[Given exercise]
Please say whether each statement below agrees with the excerpt on the optical fiber X-ray sensor, answering yes or no and quoting the deciding words of the excerpt: (a) Sensors 59 and 60 were made with a heat shrink type mould of 2 mm internal diameter. (b) Sensor 57 has a length of 10 mm. (c) An SMA 950 connector was mounted at each end of the fiber.
═══ Selected excerpt
A novel technique to produce an extrinsic, scintillation type, optical fiber X-ray sensor is briefly introduced. The sensor is intended to be used as a low energy X-ray detector for monitoring radiation levels in radiotherapy environments, industrial X-ray applications and for personnel dosimetry. This paper presents the use of a combination of X-ray fluorescence, radioluminescence and X-ray imaging tests to evaluate the sensors characteristics and to assess the influence of the active material concentration and uniformity on the sensor response to X-ray. In addition, an evaluation of the sensors responsivity to the effects of two optically reflecting materials was studied.

2. Materials and Experiment

The sensor consists of a 550 mm PMMA type FDPF 4001 EH optical fiber, having a fiber/jacket diameter of 1 mm/2.2 mm, and a polyethylene jacket. The jacket was striped at both ends over a length of 10 mm. A SMA 950 connector was mounted at one end, whereas the sensor tip is located at the other end. The sensor investigated in the present study embeds the Gd2O2S:Tb phosphor [14]. The sensor was manufactured by preparing a mixture of phosphorous scintillating material with an epoxy solution produced by Struers (Catcliffe Rotherham, S60 5BL, UK) and known as “Epofix” [15]. Six sensors were produced with the same technology.

Samples 55 to 58 were produced using a plastic cylinder type mould of 3 mm internal diameter, while sensors 59 and 60 were developed using a heat shrink type mould of 2 mm internal diameter. Sensors 55, 56, and 59 have the length of 10 mm, while for sensors 57, 58, and 60 the length is 5 mm. The diameter of sensors 55 to 58 is 3 mm, and the diameter of sensors 59 and 60 is 2 mm. All sample fiber cores were prepared with the same metallurgical sanding and polishing methods [15]. The sensors' performances and quality were tested by combining X-ray fluorescence, radioluminescence, and X-ray imaging tests carried out on the sensor tip.

The purpose of the reported investigations was to evaluate six different sensors, prepared with the same technology, in order: to identify the active constituents concentration in the sensor tip; to evaluate the spatial distribution of the phosphor material constituents (Gd and Tb) in each sensor tip; to assess the concentricity of the sensor tip against the optical fiber core. The reproducibility of the sensors response to X-ray was also estimated, along with the spatial distribution of this responsivity along the tip length. The sensors response to various operating conditions of the X-ray source was also assessed. In addition, the effect produced by two reflecting materials covering the sensor tip on its response is reported.
══════
═══ Material
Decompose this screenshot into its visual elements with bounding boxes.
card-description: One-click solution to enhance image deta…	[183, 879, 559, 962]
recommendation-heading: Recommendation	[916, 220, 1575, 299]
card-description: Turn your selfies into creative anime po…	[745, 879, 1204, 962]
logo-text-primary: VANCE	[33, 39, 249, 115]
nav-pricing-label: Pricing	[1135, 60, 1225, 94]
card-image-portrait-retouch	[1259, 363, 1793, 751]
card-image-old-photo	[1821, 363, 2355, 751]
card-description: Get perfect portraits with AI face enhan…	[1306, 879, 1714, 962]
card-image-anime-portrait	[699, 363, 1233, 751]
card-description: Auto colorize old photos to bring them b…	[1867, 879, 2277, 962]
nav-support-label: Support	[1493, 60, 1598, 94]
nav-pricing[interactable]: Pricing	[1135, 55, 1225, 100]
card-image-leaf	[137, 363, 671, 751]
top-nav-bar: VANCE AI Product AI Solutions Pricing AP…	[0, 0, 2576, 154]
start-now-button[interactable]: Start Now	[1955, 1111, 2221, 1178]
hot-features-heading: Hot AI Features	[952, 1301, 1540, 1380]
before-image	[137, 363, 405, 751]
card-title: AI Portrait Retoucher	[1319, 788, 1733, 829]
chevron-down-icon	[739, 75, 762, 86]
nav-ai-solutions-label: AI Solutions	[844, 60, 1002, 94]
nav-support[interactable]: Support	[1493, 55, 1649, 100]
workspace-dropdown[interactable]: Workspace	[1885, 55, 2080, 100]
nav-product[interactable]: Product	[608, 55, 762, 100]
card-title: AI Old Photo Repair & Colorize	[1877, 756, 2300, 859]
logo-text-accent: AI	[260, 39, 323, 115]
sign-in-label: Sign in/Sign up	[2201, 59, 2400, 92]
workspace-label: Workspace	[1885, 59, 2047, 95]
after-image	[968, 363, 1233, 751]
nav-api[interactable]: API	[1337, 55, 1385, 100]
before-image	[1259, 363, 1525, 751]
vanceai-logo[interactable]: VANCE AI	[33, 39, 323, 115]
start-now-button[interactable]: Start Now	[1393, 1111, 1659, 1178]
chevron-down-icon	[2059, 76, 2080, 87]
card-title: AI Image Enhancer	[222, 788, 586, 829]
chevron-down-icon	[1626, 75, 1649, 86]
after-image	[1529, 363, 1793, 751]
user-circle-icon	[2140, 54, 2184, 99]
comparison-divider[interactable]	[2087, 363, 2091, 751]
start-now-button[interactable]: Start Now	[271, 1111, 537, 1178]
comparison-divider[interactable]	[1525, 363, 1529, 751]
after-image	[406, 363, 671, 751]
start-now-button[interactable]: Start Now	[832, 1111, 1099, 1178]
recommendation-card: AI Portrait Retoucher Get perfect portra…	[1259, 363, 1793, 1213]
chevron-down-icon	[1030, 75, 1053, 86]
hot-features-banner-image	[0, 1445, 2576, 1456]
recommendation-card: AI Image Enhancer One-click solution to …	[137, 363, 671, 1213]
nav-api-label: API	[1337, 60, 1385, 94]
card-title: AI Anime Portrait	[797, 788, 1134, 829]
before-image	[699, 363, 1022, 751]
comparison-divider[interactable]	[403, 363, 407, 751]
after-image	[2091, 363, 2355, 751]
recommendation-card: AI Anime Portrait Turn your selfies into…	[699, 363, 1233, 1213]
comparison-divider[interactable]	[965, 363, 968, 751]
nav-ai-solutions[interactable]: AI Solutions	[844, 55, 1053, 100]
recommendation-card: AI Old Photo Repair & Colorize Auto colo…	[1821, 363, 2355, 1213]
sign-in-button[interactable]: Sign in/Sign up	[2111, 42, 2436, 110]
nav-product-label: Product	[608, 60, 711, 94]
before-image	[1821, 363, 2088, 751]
══════
[Output for this task]
(a) Yes: "sensors 59 and 60 were developed using a heat shrink type mould of 2 mm internal diameter"
(b) No: "for sensors 57, 58, and 60 the length is 5 mm"
(c) No: "A SMA 950 connector was mounted at one end, whereas the sensor tip is located at the other end."